» Task to carry out
All lines with the word "ylabel" in the material below are required.

» Given entries

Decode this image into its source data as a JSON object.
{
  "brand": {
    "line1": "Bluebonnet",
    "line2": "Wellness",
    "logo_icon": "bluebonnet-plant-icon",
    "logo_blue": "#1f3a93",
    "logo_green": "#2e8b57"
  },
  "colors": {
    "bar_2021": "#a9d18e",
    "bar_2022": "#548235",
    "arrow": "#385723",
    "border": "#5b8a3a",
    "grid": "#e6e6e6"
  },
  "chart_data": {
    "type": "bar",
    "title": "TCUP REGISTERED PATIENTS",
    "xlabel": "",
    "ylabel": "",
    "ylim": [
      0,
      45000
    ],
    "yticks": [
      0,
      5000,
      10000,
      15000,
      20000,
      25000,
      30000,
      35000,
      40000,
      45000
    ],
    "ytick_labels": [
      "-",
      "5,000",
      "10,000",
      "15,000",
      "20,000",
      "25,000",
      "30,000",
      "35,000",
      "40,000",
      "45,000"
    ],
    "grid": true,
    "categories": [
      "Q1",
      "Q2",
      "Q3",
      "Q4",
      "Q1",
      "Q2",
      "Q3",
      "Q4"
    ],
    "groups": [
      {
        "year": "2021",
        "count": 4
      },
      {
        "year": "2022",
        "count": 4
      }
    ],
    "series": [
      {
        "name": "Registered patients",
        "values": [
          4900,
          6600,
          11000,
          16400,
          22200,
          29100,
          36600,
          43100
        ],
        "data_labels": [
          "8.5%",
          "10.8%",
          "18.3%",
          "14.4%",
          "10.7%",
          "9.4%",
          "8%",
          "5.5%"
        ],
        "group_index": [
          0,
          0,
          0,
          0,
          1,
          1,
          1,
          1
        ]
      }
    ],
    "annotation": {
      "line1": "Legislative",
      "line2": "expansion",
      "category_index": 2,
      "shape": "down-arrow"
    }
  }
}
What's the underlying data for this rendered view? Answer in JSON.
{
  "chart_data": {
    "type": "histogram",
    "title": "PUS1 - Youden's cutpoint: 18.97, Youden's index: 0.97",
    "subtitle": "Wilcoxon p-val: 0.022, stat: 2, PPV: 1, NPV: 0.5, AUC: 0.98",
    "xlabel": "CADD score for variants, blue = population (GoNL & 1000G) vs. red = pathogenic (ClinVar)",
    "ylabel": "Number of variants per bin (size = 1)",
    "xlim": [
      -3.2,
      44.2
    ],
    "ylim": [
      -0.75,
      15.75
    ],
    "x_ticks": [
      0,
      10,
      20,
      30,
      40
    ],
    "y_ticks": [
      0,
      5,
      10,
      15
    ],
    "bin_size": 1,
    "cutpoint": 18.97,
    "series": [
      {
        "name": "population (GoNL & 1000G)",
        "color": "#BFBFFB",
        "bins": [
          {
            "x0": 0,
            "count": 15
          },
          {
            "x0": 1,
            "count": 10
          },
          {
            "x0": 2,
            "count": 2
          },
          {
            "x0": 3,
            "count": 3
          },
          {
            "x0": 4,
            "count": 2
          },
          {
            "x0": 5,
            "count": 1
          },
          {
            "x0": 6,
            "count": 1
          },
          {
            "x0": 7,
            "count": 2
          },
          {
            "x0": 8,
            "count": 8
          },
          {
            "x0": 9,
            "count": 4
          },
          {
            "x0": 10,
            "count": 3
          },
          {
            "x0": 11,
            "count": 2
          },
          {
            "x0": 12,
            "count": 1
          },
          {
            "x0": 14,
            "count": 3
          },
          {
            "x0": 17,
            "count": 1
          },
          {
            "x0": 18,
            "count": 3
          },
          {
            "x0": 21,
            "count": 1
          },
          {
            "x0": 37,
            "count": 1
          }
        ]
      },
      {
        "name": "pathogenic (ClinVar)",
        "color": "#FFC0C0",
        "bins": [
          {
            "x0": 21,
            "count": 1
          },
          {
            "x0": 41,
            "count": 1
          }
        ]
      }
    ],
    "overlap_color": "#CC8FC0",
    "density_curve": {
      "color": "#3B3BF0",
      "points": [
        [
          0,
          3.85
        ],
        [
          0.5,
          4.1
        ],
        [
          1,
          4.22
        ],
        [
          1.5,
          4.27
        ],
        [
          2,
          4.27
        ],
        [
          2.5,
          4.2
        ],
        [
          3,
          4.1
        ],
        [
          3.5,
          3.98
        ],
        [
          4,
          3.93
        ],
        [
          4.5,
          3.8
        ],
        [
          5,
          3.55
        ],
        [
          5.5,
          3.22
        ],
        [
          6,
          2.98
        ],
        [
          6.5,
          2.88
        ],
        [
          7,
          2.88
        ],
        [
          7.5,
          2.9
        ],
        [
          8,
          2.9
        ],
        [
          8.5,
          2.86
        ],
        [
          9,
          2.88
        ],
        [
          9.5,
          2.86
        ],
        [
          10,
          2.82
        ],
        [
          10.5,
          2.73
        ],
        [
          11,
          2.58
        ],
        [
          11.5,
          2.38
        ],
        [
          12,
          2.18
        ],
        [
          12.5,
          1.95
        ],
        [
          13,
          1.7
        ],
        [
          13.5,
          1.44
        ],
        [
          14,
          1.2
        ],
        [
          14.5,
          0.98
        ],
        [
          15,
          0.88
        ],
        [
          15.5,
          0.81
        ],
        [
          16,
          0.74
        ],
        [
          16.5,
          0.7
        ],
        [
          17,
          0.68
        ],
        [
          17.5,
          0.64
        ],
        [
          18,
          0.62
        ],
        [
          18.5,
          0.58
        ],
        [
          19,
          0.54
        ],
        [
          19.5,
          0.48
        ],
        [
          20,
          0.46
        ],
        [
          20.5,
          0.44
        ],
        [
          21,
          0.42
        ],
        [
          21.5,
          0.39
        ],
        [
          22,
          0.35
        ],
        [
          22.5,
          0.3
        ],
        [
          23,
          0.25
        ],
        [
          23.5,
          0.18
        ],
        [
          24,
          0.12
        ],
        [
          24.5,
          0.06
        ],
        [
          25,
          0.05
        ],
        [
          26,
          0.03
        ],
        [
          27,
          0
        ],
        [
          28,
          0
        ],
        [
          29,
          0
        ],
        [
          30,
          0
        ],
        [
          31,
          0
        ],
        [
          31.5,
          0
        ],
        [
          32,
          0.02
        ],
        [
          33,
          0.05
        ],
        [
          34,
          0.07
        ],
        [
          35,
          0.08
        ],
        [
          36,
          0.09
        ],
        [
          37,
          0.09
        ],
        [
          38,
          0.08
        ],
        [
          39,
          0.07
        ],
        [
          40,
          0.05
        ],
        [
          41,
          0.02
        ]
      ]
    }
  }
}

» Expected answer
    "ylabel": "",
    "ylabel": "Number of variants per bin (size = 1)",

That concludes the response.